* PROBLEM STATEMENT
Nothing but the lines from the one containing "Read this page and output its text content." through the last line of the records below should be copied, exactly and without pictures.
• • • •
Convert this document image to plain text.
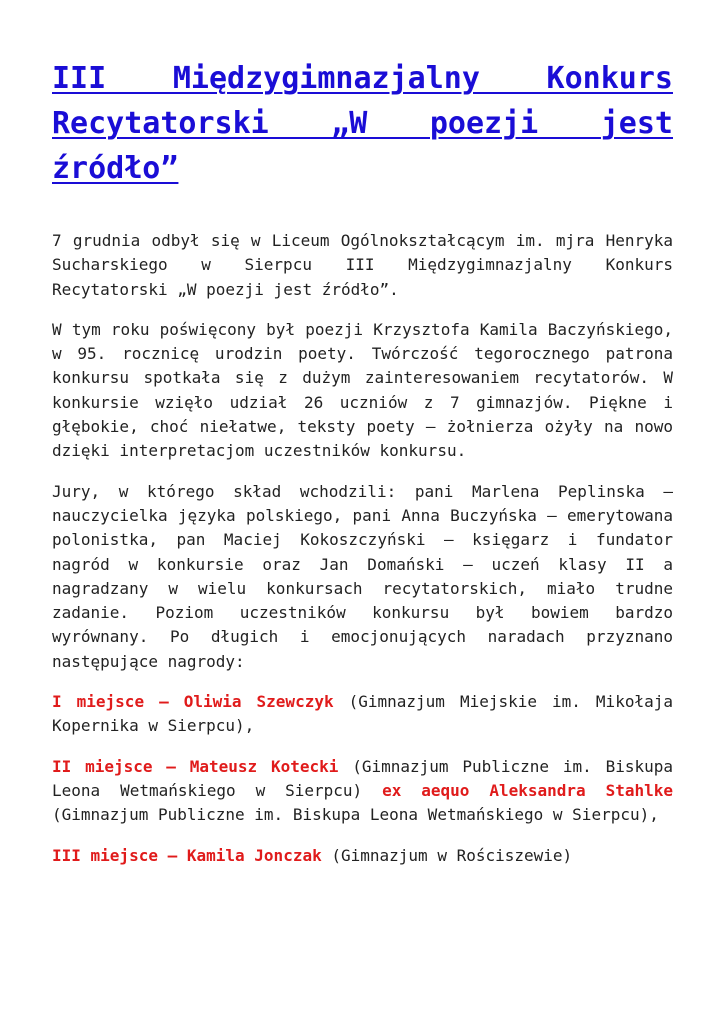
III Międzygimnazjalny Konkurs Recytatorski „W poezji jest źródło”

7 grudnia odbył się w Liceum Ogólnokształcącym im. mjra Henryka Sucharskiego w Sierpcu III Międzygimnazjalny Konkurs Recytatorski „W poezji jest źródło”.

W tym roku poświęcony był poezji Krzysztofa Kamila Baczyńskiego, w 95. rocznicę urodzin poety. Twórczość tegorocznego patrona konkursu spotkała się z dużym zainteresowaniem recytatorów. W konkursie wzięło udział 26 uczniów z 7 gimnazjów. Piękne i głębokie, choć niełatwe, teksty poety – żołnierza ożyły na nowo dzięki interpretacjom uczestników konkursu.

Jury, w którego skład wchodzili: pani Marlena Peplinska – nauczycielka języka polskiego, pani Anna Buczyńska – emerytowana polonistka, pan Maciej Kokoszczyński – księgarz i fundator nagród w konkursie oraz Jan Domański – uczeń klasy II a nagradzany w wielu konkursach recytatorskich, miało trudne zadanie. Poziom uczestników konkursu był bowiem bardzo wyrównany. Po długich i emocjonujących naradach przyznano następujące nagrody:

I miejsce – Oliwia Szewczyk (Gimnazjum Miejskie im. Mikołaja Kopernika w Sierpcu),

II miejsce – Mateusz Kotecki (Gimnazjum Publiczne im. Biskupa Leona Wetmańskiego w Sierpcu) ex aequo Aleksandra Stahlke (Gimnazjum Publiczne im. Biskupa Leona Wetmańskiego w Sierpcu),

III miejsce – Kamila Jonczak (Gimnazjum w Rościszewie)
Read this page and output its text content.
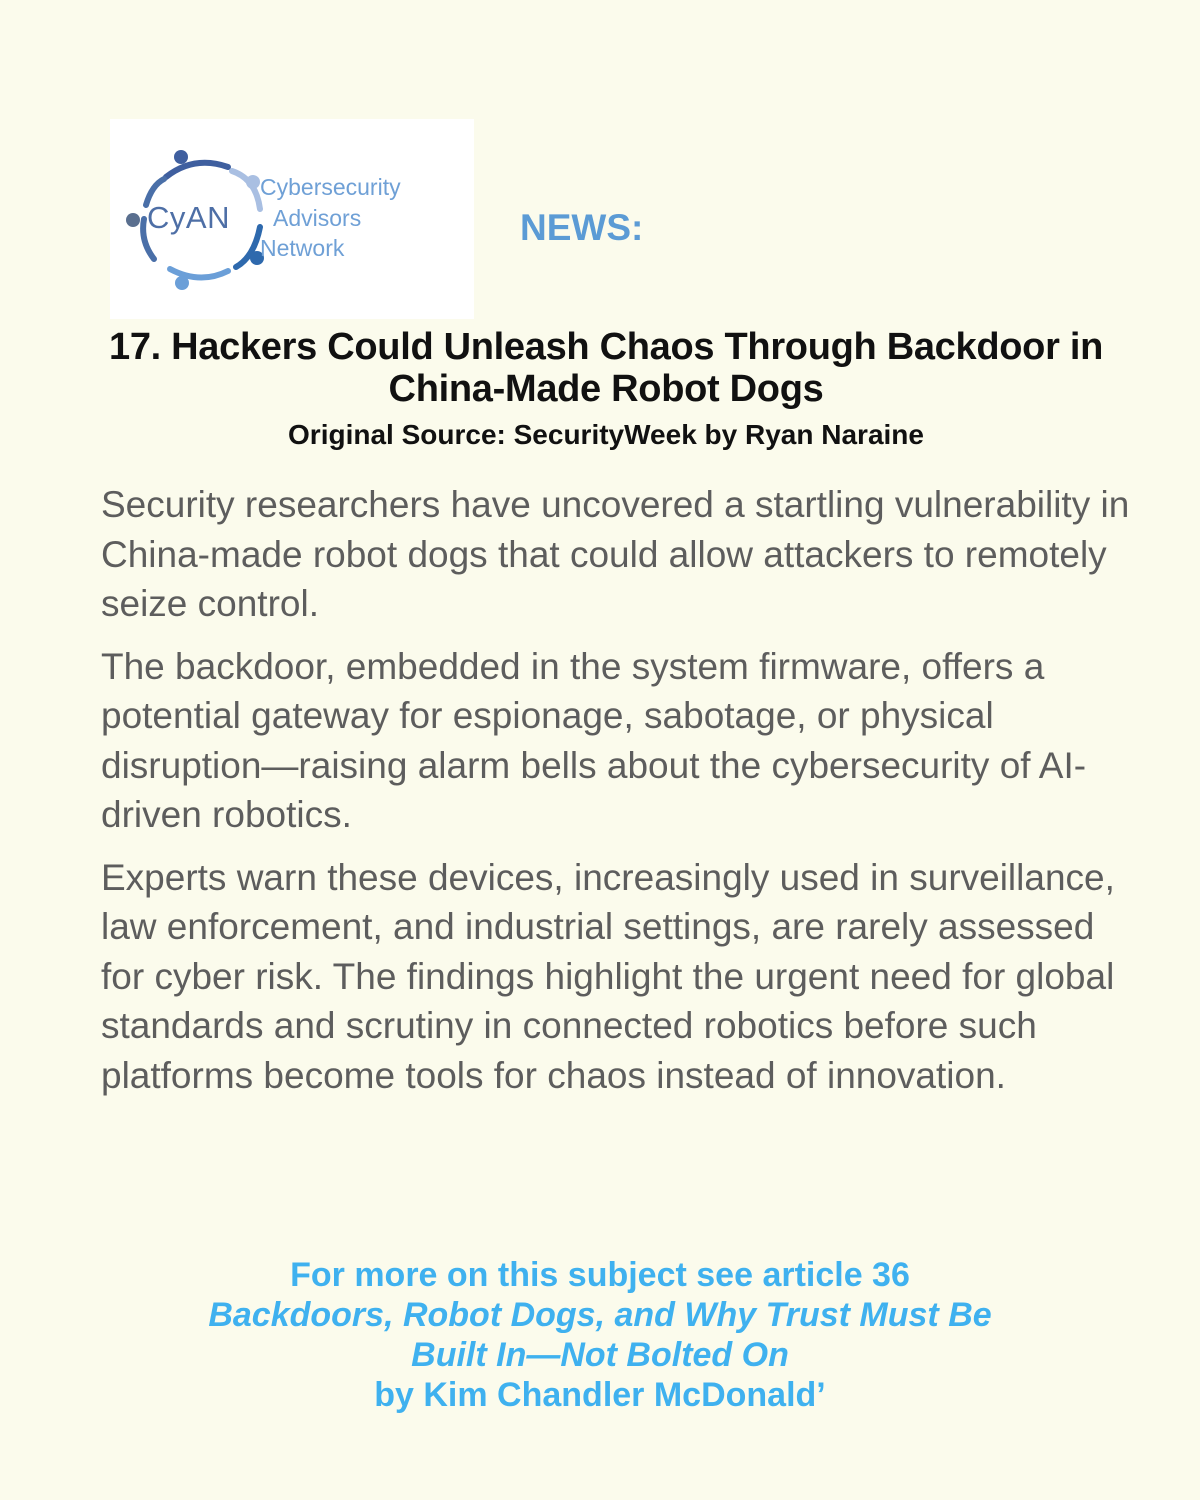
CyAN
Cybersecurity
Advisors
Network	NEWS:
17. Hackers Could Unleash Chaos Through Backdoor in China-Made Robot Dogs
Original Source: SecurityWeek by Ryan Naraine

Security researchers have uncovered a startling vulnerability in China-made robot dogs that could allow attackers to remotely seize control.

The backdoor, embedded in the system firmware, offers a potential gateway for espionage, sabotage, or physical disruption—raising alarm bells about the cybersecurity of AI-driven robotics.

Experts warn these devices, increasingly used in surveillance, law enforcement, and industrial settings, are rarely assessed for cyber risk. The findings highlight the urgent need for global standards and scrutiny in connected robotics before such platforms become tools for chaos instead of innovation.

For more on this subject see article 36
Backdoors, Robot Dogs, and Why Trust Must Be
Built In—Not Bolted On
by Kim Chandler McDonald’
• • • •
* WORKED SOLUTION
Read this page and output its text content.
CyAN
Cybersecurity
Advisors
Network	NEWS:
17. Hackers Could Unleash Chaos Through Backdoor in China-Made Robot Dogs
Original Source: SecurityWeek by Ryan Naraine

Security researchers have uncovered a startling vulnerability in China-made robot dogs that could allow attackers to remotely seize control.

The backdoor, embedded in the system firmware, offers a potential gateway for espionage, sabotage, or physical disruption—raising alarm bells about the cybersecurity of AI-driven robotics.

Experts warn these devices, increasingly used in surveillance, law enforcement, and industrial settings, are rarely assessed for cyber risk. The findings highlight the urgent need for global standards and scrutiny in connected robotics before such platforms become tools for chaos instead of innovation.

For more on this subject see article 36
Backdoors, Robot Dogs, and Why Trust Must Be
Built In—Not Bolted On
by Kim Chandler McDonald’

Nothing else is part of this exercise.